Rewrite the items from the line with "corporativo-send-button[interactable] — [1516, 564, 1530, 569]" to the line with "moveis-message-field[interactable] — [636, 498, 820, 518]", putting "panel" in place of every "tile" and keeping everything else identical. Return only those lines.

━━ The input

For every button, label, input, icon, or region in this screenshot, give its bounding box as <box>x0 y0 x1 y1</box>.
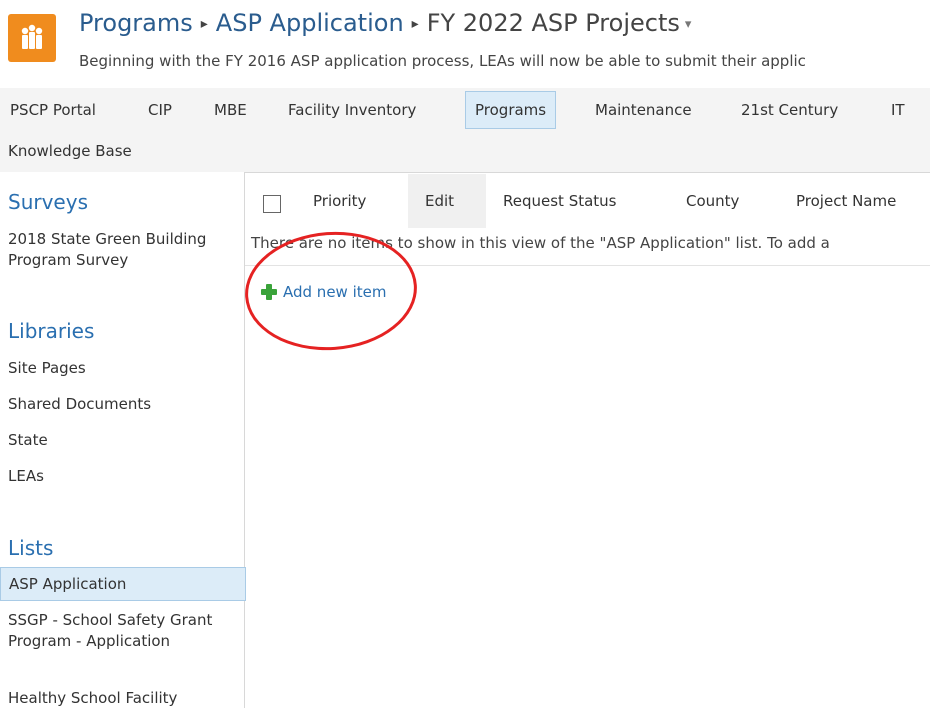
library-shared-documents[interactable]: Shared Documents <box>8 394 151 415</box>
breadcrumb-separator-icon: ▸ <box>200 16 208 32</box>
breadcrumb-asp-application[interactable]: ASP Application <box>216 9 404 37</box>
top-navigation: PSCP Portal CIP MBE Facility Inventory P… <box>0 88 930 173</box>
view-dropdown-icon[interactable]: ▾ <box>685 17 692 32</box>
site-logo[interactable] <box>8 14 56 62</box>
nav-pscp-portal[interactable]: PSCP Portal <box>2 91 104 129</box>
survey-item[interactable]: 2018 State Green Building Program Survey <box>8 229 238 271</box>
nav-knowledge-base[interactable]: Knowledge Base <box>0 132 140 170</box>
page: Programs ▸ ASP Application ▸ FY 2022 ASP Pro… <box>0 0 930 708</box>
people-icon <box>21 24 43 49</box>
column-project-name[interactable]: Project Name <box>796 192 896 210</box>
heading-surveys[interactable]: Surveys <box>8 190 88 214</box>
breadcrumb-separator-icon: ▸ <box>411 16 419 32</box>
list-ssgp[interactable]: SSGP - School Safety Grant Program - App… <box>8 610 238 652</box>
library-site-pages[interactable]: Site Pages <box>8 358 86 379</box>
quick-launch: Surveys 2018 State Green Building Progra… <box>0 172 246 708</box>
nav-facility-inventory[interactable]: Facility Inventory <box>280 91 424 129</box>
breadcrumb-programs[interactable]: Programs <box>79 9 193 37</box>
breadcrumb: Programs ▸ ASP Application ▸ FY 2022 ASP Pro… <box>79 9 691 37</box>
library-leas[interactable]: LEAs <box>8 466 44 487</box>
library-state[interactable]: State <box>8 430 48 451</box>
column-edit[interactable]: Edit <box>425 192 454 210</box>
nav-programs[interactable]: Programs <box>465 91 557 129</box>
column-request-status[interactable]: Request Status <box>503 192 617 210</box>
column-priority[interactable]: Priority <box>313 192 366 210</box>
list-healthy-school-facility[interactable]: Healthy School Facility <box>8 688 177 708</box>
select-all-checkbox[interactable] <box>263 195 281 213</box>
column-county[interactable]: County <box>686 192 739 210</box>
page-title: FY 2022 ASP Projects <box>426 9 680 37</box>
list-view: Priority Edit Request Status County Proj… <box>241 172 930 708</box>
heading-lists[interactable]: Lists <box>8 536 53 560</box>
site-description: Beginning with the FY 2016 ASP applicati… <box>79 52 806 70</box>
nav-21st-century[interactable]: 21st Century <box>733 91 846 129</box>
nav-maintenance[interactable]: Maintenance <box>587 91 700 129</box>
list-asp-application[interactable]: ASP Application <box>0 567 246 601</box>
nav-cip[interactable]: CIP <box>140 91 180 129</box>
nav-it[interactable]: IT <box>883 91 913 129</box>
heading-libraries[interactable]: Libraries <box>8 319 94 343</box>
nav-mbe[interactable]: MBE <box>206 91 255 129</box>
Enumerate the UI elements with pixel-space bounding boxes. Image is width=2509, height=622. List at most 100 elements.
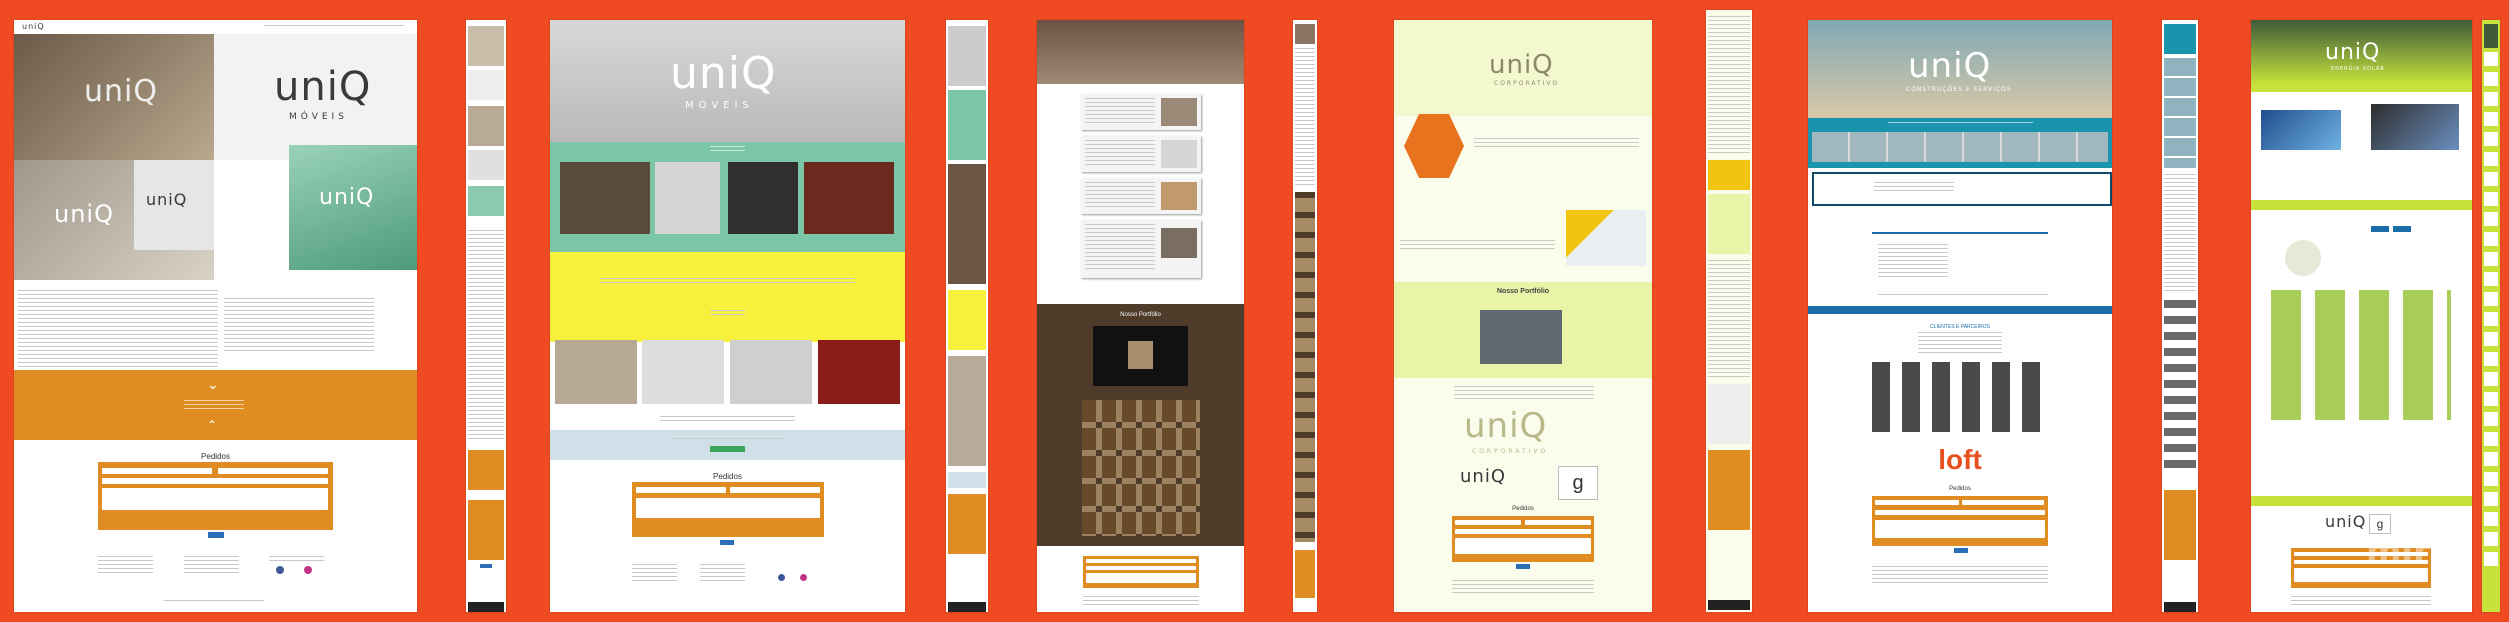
corporativo-send-button[interactable] — [1516, 564, 1530, 569]
mobile-construcoes-logos[interactable] — [2164, 300, 2196, 470]
footer-col-1 — [98, 556, 153, 576]
moveis-name-field[interactable] — [636, 487, 726, 493]
mobile-hero-1[interactable] — [468, 26, 504, 66]
instagram-icon[interactable] — [304, 566, 312, 574]
construcoes-send-button[interactable] — [1954, 548, 1968, 553]
mobile-hero-4[interactable] — [468, 150, 504, 180]
lime-bar-1 — [2251, 84, 2472, 92]
hero-moveis-logo-tile[interactable]: uniQ MÓVEIS — [214, 34, 417, 160]
hero-moveis-tile[interactable]: uniQ — [14, 34, 214, 160]
message-field[interactable] — [102, 488, 328, 510]
mobile-servicos-gallery[interactable] — [1295, 192, 1315, 542]
servicos-order-form — [1083, 556, 1199, 588]
hero-construcoes-tile[interactable]: uniQ — [134, 160, 214, 250]
service-card-3[interactable] — [1081, 178, 1201, 214]
moveis-message-field[interactable] — [636, 498, 820, 518]
photo-band[interactable] — [1812, 132, 2108, 162]
energia-button-1[interactable] — [2371, 226, 2389, 232]
solar-panel-image[interactable] — [2261, 110, 2341, 150]
teal-section — [550, 142, 905, 252]
mobile-page-corporativo — [1706, 10, 1752, 612]
contact-strip-button[interactable] — [710, 446, 745, 452]
mobile-send-button[interactable] — [480, 564, 492, 568]
mobile-moveis-gallery[interactable] — [948, 356, 986, 466]
yellow-text — [600, 278, 855, 286]
loft-logo[interactable]: loft — [1922, 444, 1998, 476]
mobile-servicos-cards — [1295, 48, 1315, 188]
gallery-photo-3[interactable] — [730, 340, 812, 404]
facebook-icon[interactable] — [276, 566, 284, 574]
mobile-construcoes-photos[interactable] — [2164, 58, 2196, 168]
about-text — [18, 290, 218, 370]
furniture-photo-2[interactable] — [655, 162, 720, 234]
energia-button-2[interactable] — [2393, 226, 2411, 232]
name-field[interactable] — [102, 468, 212, 474]
partner-logo-uniq[interactable]: uniQ — [1460, 466, 1506, 487]
mobile-moveis-yellow — [948, 290, 986, 350]
mobile-form — [468, 500, 504, 560]
furniture-photo-4[interactable] — [804, 162, 894, 234]
gallery-photo-1[interactable] — [555, 340, 637, 404]
service-card-4[interactable] — [1081, 220, 1201, 278]
service-card-2[interactable] — [1081, 136, 1201, 172]
moveis-logo: uniQ — [670, 48, 777, 99]
mobile-construcoes-header — [2164, 24, 2196, 54]
clients-links[interactable] — [1918, 332, 2002, 354]
gallery-photo-4[interactable] — [818, 340, 900, 404]
mobile-moveis-header — [948, 26, 986, 86]
mobile-hero-2[interactable] — [468, 70, 504, 100]
helmet-blueprint-image — [1566, 210, 1646, 266]
partner-logo-g[interactable]: g — [1558, 466, 1598, 500]
energia-collage[interactable] — [2271, 290, 2451, 420]
mobile-hero-3[interactable] — [468, 106, 504, 146]
chevron-down-icon[interactable]: ⌄ — [207, 376, 219, 393]
send-button[interactable] — [208, 532, 224, 538]
moveis-order-form — [632, 482, 824, 537]
footer-col-3 — [269, 556, 324, 562]
chevron-up-icon[interactable]: ⌃ — [207, 418, 217, 432]
portfolio-video[interactable] — [1093, 326, 1188, 386]
furniture-photo-3[interactable] — [728, 162, 798, 234]
mobile-energia-header — [2484, 24, 2498, 48]
servicos-footer — [1083, 596, 1199, 606]
solar-house-image[interactable] — [2371, 104, 2459, 150]
services-list — [1878, 244, 1948, 280]
email-field[interactable] — [218, 468, 328, 474]
mobile-page-moveis — [946, 20, 988, 612]
mobile-moveis-photos[interactable] — [948, 164, 986, 284]
hero-logo-3: uniQ — [54, 200, 114, 228]
mobile-construcoes-footer — [2164, 602, 2196, 612]
service-card-1[interactable] — [1081, 94, 1201, 130]
energia-partner-logo-g[interactable]: g — [2369, 514, 2391, 534]
moveis-facebook-icon[interactable] — [778, 574, 785, 581]
mobile-energia-content[interactable] — [2484, 52, 2498, 572]
phone-field[interactable] — [102, 478, 328, 484]
moveis-email-field[interactable] — [730, 487, 820, 493]
corporativo-portfolio-title: Nosso Portfólio — [1496, 288, 1550, 295]
corporativo-footer — [1452, 580, 1594, 596]
nav-links[interactable] — [264, 25, 404, 28]
construcoes-logo-sub: CONSTRUÇÕES E SERVIÇOS — [1906, 86, 2012, 93]
mobile-construcoes-form — [2164, 490, 2196, 560]
energia-logo-sub: ENERGIA SOLAR — [2331, 66, 2385, 72]
moveis-footer-2 — [700, 564, 745, 582]
miro-watermark: miro — [2366, 532, 2454, 572]
mobile-page-energia — [2482, 20, 2500, 612]
construcoes-order-form — [1872, 496, 2048, 546]
nav-logo[interactable]: uniQ — [22, 22, 45, 31]
hero-energia-tile[interactable]: uniQ — [289, 145, 417, 270]
moveis-instagram-icon[interactable] — [800, 574, 807, 581]
mobile-hero-5[interactable] — [468, 186, 504, 216]
construcoes-footer — [1872, 566, 2048, 584]
partner-logos-grid[interactable] — [1872, 362, 2048, 432]
mobile-corporativo-logos[interactable] — [1708, 384, 1750, 444]
portfolio-thumb-grid[interactable] — [1082, 400, 1200, 536]
gallery-photo-2[interactable] — [642, 340, 724, 404]
energia-logo: uniQ — [2325, 40, 2381, 65]
moveis-send-button[interactable] — [720, 540, 734, 545]
mobile-moveis-contact — [948, 472, 986, 488]
footer-copyright — [164, 600, 264, 604]
furniture-photo-1[interactable] — [560, 162, 650, 234]
office-photo[interactable] — [1480, 310, 1562, 364]
energia-partner-logo-uniq[interactable]: uniQ — [2325, 512, 2366, 531]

━━━━

> _Solution below_:
corporativo-send-button[interactable] — [1516, 564, 1530, 569]
mobile-construcoes-logos[interactable] — [2164, 300, 2196, 470]
footer-col-1 — [98, 556, 153, 576]
moveis-name-field[interactable] — [636, 487, 726, 493]
mobile-hero-1[interactable] — [468, 26, 504, 66]
instagram-icon[interactable] — [304, 566, 312, 574]
construcoes-send-button[interactable] — [1954, 548, 1968, 553]
mobile-hero-4[interactable] — [468, 150, 504, 180]
lime-bar-1 — [2251, 84, 2472, 92]
hero-moveis-logo-panel[interactable]: uniQ MÓVEIS — [214, 34, 417, 160]
hero-moveis-panel[interactable]: uniQ — [14, 34, 214, 160]
message-field[interactable] — [102, 488, 328, 510]
mobile-servicos-gallery[interactable] — [1295, 192, 1315, 542]
servicos-order-form — [1083, 556, 1199, 588]
hero-construcoes-panel[interactable]: uniQ — [134, 160, 214, 250]
service-card-3[interactable] — [1081, 178, 1201, 214]
moveis-message-field[interactable] — [636, 498, 820, 518]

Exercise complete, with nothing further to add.